== WORK INSTRUCTIONS ==
For each record, copy the text exactly and omit any picture it holds.

(Dataset rows about figures)
....................

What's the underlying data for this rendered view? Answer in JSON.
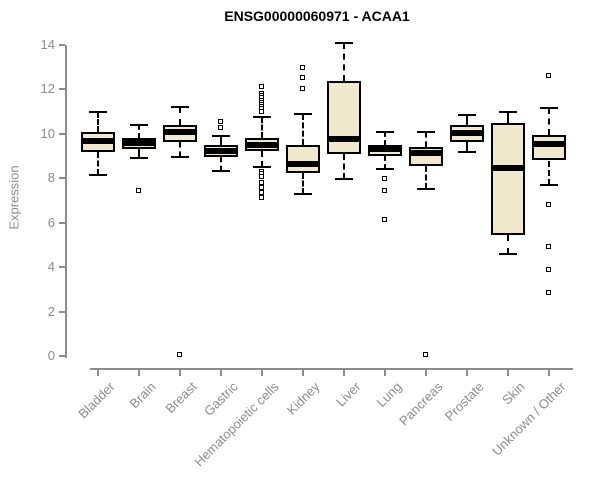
{
  "chart_data": {
    "type": "boxplot",
    "title": "ENSG00000060971 - ACAA1",
    "ylabel": "Expression",
    "xlabel": "",
    "ylim": [
      0,
      14
    ],
    "yticks": [
      0,
      2,
      4,
      6,
      8,
      10,
      12,
      14
    ],
    "grid": false,
    "legend": false,
    "categories": [
      "Bladder",
      "Brain",
      "Breast",
      "Gastric",
      "Hematopoietic cells",
      "Kidney",
      "Liver",
      "Lung",
      "Pancreas",
      "Prostate",
      "Skin",
      "Unknown / Other"
    ],
    "boxes": [
      {
        "category": "Bladder",
        "whisker_low": 8.15,
        "q1": 9.2,
        "median": 9.7,
        "q3": 10.1,
        "whisker_high": 11.0,
        "outliers": []
      },
      {
        "category": "Brain",
        "whisker_low": 8.9,
        "q1": 9.3,
        "median": 9.6,
        "q3": 9.8,
        "whisker_high": 10.4,
        "outliers": [
          7.45
        ]
      },
      {
        "category": "Breast",
        "whisker_low": 8.95,
        "q1": 9.65,
        "median": 10.1,
        "q3": 10.4,
        "whisker_high": 11.2,
        "outliers": [
          0.05
        ]
      },
      {
        "category": "Gastric",
        "whisker_low": 8.35,
        "q1": 8.95,
        "median": 9.25,
        "q3": 9.5,
        "whisker_high": 9.9,
        "outliers": [
          10.55,
          10.25
        ]
      },
      {
        "category": "Hematopoietic cells",
        "whisker_low": 8.5,
        "q1": 9.25,
        "median": 9.5,
        "q3": 9.8,
        "whisker_high": 10.75,
        "outliers": [
          12.1,
          11.8,
          11.7,
          11.6,
          11.5,
          11.4,
          11.3,
          11.2,
          11.1,
          11.0,
          8.3,
          8.2,
          8.05,
          7.8,
          7.55,
          7.35,
          7.1
        ]
      },
      {
        "category": "Kidney",
        "whisker_low": 7.3,
        "q1": 8.25,
        "median": 8.65,
        "q3": 9.5,
        "whisker_high": 10.9,
        "outliers": [
          12.95,
          12.5,
          12.0
        ]
      },
      {
        "category": "Liver",
        "whisker_low": 7.95,
        "q1": 9.1,
        "median": 9.75,
        "q3": 12.4,
        "whisker_high": 14.1,
        "outliers": []
      },
      {
        "category": "Lung",
        "whisker_low": 8.4,
        "q1": 9.0,
        "median": 9.3,
        "q3": 9.5,
        "whisker_high": 10.1,
        "outliers": [
          7.95,
          7.45,
          6.1
        ]
      },
      {
        "category": "Pancreas",
        "whisker_low": 7.5,
        "q1": 8.55,
        "median": 9.15,
        "q3": 9.4,
        "whisker_high": 10.1,
        "outliers": [
          0.05
        ]
      },
      {
        "category": "Prostate",
        "whisker_low": 9.2,
        "q1": 9.65,
        "median": 10.05,
        "q3": 10.4,
        "whisker_high": 10.85,
        "outliers": []
      },
      {
        "category": "Skin",
        "whisker_low": 4.6,
        "q1": 5.45,
        "median": 8.45,
        "q3": 10.5,
        "whisker_high": 11.0,
        "outliers": []
      },
      {
        "category": "Unknown / Other",
        "whisker_low": 7.7,
        "q1": 8.8,
        "median": 9.55,
        "q3": 9.95,
        "whisker_high": 11.15,
        "outliers": [
          12.6,
          6.8,
          4.9,
          3.85,
          2.85
        ]
      }
    ],
    "colors": {
      "box_fill": "#F0E9CD",
      "box_border": "#000000",
      "median": "#000000",
      "whisker": "#000000",
      "outlier_border": "#000000",
      "axis": "#8C8C8C",
      "tick_label": "#8C8C8C",
      "title": "#000000",
      "background": "#FFFFFF"
    }
  }
}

....................

== EXPECTED ANSWER ==
What's the underlying data for this rendered view? Answer in JSON.
{
  "chart_data": {
    "type": "boxplot",
    "title": "ENSG00000060971 - ACAA1",
    "ylabel": "Expression",
    "xlabel": "",
    "ylim": [
      0,
      14
    ],
    "yticks": [
      0,
      2,
      4,
      6,
      8,
      10,
      12,
      14
    ],
    "grid": false,
    "legend": false,
    "categories": [
      "Bladder",
      "Brain",
      "Breast",
      "Gastric",
      "Hematopoietic cells",
      "Kidney",
      "Liver",
      "Lung",
      "Pancreas",
      "Prostate",
      "Skin",
      "Unknown / Other"
    ],
    "boxes": [
      {
        "category": "Bladder",
        "whisker_low": 8.15,
        "q1": 9.2,
        "median": 9.7,
        "q3": 10.1,
        "whisker_high": 11.0,
        "outliers": []
      },
      {
        "category": "Brain",
        "whisker_low": 8.9,
        "q1": 9.3,
        "median": 9.6,
        "q3": 9.8,
        "whisker_high": 10.4,
        "outliers": [
          7.45
        ]
      },
      {
        "category": "Breast",
        "whisker_low": 8.95,
        "q1": 9.65,
        "median": 10.1,
        "q3": 10.4,
        "whisker_high": 11.2,
        "outliers": [
          0.05
        ]
      },
      {
        "category": "Gastric",
        "whisker_low": 8.35,
        "q1": 8.95,
        "median": 9.25,
        "q3": 9.5,
        "whisker_high": 9.9,
        "outliers": [
          10.55,
          10.25
        ]
      },
      {
        "category": "Hematopoietic cells",
        "whisker_low": 8.5,
        "q1": 9.25,
        "median": 9.5,
        "q3": 9.8,
        "whisker_high": 10.75,
        "outliers": [
          12.1,
          11.8,
          11.7,
          11.6,
          11.5,
          11.4,
          11.3,
          11.2,
          11.1,
          11.0,
          8.3,
          8.2,
          8.05,
          7.8,
          7.55,
          7.35,
          7.1
        ]
      },
      {
        "category": "Kidney",
        "whisker_low": 7.3,
        "q1": 8.25,
        "median": 8.65,
        "q3": 9.5,
        "whisker_high": 10.9,
        "outliers": [
          12.95,
          12.5,
          12.0
        ]
      },
      {
        "category": "Liver",
        "whisker_low": 7.95,
        "q1": 9.1,
        "median": 9.75,
        "q3": 12.4,
        "whisker_high": 14.1,
        "outliers": []
      },
      {
        "category": "Lung",
        "whisker_low": 8.4,
        "q1": 9.0,
        "median": 9.3,
        "q3": 9.5,
        "whisker_high": 10.1,
        "outliers": [
          7.95,
          7.45,
          6.1
        ]
      },
      {
        "category": "Pancreas",
        "whisker_low": 7.5,
        "q1": 8.55,
        "median": 9.15,
        "q3": 9.4,
        "whisker_high": 10.1,
        "outliers": [
          0.05
        ]
      },
      {
        "category": "Prostate",
        "whisker_low": 9.2,
        "q1": 9.65,
        "median": 10.05,
        "q3": 10.4,
        "whisker_high": 10.85,
        "outliers": []
      },
      {
        "category": "Skin",
        "whisker_low": 4.6,
        "q1": 5.45,
        "median": 8.45,
        "q3": 10.5,
        "whisker_high": 11.0,
        "outliers": []
      },
      {
        "category": "Unknown / Other",
        "whisker_low": 7.7,
        "q1": 8.8,
        "median": 9.55,
        "q3": 9.95,
        "whisker_high": 11.15,
        "outliers": [
          12.6,
          6.8,
          4.9,
          3.85,
          2.85
        ]
      }
    ],
    "colors": {
      "box_fill": "#F0E9CD",
      "box_border": "#000000",
      "median": "#000000",
      "whisker": "#000000",
      "outlier_border": "#000000",
      "axis": "#8C8C8C",
      "tick_label": "#8C8C8C",
      "title": "#000000",
      "background": "#FFFFFF"
    }
  }
}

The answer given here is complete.